PROBLEM TO SOLVE:
Every line that contains "порядок" counts once; give the total number of such lines, with no other words.

INPUT MATERIAL:
● ● ● ●
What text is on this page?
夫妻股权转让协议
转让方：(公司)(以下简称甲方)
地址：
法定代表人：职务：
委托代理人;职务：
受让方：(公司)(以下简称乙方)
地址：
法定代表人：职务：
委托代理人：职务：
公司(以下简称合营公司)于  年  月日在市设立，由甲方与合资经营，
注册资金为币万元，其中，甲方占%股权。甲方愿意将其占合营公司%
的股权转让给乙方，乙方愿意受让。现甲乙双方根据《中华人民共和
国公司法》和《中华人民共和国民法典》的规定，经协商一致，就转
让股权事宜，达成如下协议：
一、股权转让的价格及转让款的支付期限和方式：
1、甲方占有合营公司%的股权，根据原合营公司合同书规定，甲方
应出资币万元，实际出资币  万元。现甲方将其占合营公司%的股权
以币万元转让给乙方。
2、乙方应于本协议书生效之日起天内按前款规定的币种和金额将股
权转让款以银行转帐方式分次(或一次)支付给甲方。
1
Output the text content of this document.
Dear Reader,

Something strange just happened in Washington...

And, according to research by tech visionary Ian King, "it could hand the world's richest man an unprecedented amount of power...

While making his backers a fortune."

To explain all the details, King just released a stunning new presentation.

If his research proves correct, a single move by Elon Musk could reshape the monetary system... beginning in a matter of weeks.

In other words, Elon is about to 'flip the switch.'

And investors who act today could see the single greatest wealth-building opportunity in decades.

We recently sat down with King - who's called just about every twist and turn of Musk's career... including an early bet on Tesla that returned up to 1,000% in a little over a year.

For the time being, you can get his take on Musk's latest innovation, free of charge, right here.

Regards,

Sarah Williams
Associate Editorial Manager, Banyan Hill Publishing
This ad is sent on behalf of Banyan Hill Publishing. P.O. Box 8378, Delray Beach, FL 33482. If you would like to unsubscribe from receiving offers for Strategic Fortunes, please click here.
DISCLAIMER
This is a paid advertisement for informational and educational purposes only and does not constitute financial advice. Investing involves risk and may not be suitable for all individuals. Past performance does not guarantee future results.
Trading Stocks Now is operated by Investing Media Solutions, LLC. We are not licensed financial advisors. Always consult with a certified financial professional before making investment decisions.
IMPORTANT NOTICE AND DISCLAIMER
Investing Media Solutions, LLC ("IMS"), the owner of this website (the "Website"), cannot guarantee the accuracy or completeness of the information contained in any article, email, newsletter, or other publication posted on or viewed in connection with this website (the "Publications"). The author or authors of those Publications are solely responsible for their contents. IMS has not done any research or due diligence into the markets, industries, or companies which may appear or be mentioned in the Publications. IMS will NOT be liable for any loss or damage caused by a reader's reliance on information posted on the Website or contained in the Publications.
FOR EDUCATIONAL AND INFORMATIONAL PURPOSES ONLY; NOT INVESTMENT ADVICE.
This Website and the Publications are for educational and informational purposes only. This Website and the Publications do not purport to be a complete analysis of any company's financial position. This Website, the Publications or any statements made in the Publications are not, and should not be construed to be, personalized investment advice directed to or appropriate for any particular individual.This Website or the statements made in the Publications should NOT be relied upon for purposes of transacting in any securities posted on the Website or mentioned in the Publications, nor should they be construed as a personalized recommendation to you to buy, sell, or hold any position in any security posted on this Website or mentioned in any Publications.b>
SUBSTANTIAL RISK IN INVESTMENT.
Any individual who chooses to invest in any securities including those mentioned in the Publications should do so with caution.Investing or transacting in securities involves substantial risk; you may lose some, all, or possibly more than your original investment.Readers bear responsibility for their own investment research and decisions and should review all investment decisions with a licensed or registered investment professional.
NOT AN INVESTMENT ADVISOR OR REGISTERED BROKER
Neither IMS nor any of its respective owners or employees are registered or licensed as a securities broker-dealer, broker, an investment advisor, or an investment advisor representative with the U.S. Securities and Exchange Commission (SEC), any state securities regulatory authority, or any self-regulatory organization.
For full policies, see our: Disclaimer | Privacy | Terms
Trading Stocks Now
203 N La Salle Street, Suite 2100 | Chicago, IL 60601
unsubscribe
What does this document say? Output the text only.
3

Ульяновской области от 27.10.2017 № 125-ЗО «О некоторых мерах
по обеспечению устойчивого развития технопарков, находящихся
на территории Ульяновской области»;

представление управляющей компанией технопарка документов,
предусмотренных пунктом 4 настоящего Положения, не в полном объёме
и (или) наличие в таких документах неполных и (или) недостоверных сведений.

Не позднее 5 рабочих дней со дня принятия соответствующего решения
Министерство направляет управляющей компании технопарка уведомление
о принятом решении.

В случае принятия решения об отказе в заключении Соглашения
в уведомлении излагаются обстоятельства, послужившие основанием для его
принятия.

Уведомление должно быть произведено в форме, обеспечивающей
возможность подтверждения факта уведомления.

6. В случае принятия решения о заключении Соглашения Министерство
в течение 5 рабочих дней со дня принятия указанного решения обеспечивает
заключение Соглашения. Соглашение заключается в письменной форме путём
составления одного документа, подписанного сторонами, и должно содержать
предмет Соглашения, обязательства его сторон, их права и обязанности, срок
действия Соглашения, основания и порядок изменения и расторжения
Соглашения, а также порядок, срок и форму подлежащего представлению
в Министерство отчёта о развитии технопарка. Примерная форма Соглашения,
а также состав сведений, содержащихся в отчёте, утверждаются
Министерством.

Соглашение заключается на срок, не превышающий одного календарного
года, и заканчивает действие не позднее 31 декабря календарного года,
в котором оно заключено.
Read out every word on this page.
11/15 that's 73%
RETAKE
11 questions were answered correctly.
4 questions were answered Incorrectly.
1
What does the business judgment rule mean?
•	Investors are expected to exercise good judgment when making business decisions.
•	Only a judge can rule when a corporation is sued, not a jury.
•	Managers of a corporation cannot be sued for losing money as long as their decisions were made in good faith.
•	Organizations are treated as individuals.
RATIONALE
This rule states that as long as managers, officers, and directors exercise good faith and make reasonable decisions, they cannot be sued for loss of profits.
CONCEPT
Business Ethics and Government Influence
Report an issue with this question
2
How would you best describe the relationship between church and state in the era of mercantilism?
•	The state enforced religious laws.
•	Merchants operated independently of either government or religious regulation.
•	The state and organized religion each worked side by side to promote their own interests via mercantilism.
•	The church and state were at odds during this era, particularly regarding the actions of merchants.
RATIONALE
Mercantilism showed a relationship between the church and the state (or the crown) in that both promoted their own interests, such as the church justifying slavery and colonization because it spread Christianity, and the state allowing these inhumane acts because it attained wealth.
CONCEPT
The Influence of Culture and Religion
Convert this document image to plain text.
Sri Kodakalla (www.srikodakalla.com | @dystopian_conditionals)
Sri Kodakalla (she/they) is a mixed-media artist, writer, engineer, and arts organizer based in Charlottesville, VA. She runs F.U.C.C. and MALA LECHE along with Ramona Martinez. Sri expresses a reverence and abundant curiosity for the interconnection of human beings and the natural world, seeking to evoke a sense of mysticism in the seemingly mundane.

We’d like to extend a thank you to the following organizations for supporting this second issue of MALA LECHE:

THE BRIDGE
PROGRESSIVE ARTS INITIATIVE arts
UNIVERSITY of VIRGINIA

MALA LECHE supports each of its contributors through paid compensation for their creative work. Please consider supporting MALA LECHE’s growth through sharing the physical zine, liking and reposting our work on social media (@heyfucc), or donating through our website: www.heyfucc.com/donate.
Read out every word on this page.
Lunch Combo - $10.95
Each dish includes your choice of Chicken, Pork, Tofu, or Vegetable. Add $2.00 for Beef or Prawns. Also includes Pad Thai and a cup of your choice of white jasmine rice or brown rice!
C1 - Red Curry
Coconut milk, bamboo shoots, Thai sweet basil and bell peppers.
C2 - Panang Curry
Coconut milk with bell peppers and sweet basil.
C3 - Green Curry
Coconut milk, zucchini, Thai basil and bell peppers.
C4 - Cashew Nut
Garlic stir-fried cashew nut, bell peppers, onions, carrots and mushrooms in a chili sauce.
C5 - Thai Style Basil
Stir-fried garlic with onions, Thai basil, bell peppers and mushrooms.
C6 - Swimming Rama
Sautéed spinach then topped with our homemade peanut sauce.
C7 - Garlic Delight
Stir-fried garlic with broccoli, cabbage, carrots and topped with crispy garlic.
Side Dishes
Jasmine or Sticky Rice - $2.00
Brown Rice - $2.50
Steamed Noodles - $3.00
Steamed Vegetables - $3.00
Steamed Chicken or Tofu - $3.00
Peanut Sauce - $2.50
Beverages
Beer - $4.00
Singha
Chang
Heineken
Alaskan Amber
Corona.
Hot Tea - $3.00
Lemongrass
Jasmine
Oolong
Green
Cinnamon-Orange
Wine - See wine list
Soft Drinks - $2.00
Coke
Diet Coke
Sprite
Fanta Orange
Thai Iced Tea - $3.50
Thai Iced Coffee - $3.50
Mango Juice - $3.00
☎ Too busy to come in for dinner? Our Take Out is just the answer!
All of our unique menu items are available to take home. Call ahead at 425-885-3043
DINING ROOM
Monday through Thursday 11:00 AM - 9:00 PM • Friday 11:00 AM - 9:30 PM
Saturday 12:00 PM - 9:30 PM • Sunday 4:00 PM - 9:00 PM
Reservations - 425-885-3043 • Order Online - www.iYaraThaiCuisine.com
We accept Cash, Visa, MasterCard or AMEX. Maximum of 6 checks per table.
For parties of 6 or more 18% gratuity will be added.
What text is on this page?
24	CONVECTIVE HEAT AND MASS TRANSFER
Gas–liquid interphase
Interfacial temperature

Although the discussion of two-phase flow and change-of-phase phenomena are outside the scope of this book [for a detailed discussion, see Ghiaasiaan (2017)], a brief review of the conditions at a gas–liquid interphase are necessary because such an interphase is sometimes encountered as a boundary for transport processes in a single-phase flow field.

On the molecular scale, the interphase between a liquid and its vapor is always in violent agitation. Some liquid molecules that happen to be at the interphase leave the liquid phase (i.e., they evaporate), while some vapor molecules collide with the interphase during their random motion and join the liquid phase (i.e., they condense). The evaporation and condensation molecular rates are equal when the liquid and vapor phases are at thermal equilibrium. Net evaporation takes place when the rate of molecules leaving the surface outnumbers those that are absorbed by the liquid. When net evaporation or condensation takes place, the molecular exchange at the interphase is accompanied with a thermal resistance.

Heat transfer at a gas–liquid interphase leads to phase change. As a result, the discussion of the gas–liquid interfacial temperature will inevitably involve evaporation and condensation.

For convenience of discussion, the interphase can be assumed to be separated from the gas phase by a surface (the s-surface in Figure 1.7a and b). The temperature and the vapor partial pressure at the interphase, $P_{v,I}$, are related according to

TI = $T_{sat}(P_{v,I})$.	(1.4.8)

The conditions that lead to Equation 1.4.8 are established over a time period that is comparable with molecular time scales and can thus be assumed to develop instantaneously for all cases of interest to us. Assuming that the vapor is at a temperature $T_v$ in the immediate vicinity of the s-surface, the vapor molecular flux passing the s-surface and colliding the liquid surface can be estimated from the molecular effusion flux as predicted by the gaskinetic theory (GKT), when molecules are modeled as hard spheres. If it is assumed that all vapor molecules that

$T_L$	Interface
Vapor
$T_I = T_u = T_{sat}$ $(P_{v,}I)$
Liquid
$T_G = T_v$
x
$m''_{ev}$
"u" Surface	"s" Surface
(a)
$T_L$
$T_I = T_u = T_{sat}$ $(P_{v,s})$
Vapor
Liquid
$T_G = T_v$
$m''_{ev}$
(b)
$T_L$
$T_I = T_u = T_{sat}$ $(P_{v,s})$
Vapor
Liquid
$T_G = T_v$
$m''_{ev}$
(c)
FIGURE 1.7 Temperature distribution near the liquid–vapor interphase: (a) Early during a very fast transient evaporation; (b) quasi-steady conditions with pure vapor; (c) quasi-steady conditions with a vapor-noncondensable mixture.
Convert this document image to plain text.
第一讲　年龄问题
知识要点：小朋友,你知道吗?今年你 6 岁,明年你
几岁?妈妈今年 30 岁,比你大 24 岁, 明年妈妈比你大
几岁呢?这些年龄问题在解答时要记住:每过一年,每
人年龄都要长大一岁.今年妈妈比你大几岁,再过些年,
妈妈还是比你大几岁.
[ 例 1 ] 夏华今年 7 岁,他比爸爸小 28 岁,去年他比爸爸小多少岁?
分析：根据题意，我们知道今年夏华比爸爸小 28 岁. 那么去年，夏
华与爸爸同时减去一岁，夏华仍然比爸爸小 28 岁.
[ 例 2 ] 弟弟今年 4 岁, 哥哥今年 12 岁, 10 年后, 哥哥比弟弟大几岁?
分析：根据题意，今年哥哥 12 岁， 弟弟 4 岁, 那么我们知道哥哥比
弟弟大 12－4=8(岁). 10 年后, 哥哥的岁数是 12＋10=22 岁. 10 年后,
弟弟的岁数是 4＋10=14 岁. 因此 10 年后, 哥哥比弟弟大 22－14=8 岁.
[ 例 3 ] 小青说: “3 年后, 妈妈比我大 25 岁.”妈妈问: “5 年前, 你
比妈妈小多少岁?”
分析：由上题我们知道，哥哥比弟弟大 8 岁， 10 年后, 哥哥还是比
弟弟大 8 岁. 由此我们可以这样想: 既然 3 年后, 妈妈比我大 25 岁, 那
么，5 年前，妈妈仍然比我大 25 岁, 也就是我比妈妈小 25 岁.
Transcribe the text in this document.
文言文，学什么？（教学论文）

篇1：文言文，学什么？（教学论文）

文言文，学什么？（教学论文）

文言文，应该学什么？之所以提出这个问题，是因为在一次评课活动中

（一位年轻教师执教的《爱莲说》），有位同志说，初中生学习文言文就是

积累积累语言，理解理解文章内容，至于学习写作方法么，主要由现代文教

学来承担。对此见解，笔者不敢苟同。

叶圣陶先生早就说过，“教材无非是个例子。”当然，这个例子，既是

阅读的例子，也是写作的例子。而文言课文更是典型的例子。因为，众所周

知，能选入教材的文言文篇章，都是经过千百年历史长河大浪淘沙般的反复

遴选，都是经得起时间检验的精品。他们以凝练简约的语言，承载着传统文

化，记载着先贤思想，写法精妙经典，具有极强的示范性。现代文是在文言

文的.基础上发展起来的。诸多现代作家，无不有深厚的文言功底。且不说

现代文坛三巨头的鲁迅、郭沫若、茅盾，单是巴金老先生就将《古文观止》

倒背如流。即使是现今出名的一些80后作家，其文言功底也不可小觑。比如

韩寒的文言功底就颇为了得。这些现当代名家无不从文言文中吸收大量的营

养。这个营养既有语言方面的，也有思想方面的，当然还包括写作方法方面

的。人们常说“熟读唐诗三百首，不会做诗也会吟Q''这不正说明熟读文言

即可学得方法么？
● ● ● ●
FINAL RESULT:
2